**GIVEN REQUEST**: Copy each line in the data that includes the word "time".

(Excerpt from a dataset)
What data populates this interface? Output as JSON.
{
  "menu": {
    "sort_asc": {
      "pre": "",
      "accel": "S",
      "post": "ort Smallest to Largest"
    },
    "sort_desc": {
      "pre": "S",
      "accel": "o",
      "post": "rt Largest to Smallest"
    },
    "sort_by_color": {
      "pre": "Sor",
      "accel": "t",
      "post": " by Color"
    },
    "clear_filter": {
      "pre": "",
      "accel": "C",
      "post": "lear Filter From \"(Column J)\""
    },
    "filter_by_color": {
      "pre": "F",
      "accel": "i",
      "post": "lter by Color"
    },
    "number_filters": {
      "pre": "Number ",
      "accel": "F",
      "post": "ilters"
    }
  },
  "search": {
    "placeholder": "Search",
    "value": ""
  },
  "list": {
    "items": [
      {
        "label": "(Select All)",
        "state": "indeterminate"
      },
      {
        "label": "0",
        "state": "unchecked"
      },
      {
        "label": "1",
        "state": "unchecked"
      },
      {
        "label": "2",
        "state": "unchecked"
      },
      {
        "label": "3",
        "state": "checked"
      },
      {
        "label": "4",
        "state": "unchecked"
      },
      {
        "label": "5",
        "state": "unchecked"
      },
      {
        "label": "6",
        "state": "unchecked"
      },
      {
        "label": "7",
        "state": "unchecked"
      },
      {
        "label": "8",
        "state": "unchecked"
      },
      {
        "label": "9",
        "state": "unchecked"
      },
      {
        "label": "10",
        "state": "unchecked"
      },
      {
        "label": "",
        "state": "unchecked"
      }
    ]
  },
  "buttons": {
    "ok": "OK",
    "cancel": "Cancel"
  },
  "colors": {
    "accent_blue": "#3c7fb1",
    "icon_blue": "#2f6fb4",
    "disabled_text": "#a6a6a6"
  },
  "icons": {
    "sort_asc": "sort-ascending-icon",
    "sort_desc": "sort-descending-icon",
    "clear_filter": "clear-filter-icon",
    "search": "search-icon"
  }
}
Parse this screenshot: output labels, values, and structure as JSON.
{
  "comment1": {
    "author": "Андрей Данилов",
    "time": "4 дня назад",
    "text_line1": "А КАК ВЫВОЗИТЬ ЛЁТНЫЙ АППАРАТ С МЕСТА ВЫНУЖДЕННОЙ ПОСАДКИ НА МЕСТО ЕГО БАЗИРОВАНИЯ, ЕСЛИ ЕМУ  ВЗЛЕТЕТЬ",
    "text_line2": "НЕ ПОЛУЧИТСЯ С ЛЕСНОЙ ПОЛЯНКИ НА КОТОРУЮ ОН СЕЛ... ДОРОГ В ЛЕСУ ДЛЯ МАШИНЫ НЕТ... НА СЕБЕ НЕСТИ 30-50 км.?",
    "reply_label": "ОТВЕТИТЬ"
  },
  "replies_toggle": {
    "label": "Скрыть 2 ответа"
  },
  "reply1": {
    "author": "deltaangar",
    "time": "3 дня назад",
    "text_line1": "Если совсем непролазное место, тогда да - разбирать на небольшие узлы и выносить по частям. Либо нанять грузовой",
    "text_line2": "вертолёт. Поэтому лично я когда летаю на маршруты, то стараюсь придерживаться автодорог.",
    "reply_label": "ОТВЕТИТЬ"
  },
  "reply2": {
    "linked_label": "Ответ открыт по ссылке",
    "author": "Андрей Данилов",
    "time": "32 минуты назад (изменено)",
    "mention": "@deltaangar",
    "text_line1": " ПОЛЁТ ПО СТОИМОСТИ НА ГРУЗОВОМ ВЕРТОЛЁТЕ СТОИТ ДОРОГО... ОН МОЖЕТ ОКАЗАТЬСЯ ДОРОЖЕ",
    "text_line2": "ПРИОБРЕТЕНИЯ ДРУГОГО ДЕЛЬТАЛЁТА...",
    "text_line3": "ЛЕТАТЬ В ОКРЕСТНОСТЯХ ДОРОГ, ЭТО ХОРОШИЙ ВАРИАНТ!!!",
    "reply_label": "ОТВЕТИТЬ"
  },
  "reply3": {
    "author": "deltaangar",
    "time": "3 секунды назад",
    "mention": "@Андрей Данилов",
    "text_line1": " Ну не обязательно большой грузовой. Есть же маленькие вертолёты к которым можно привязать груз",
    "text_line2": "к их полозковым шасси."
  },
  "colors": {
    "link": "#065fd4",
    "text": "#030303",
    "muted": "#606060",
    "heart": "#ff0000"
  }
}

**EXERCISE RESPONSE**:
    "time": "4 дня назад",
    "time": "3 дня назад",
    "time": "32 минуты назад (изменено)",
    "time": "3 секунды назад",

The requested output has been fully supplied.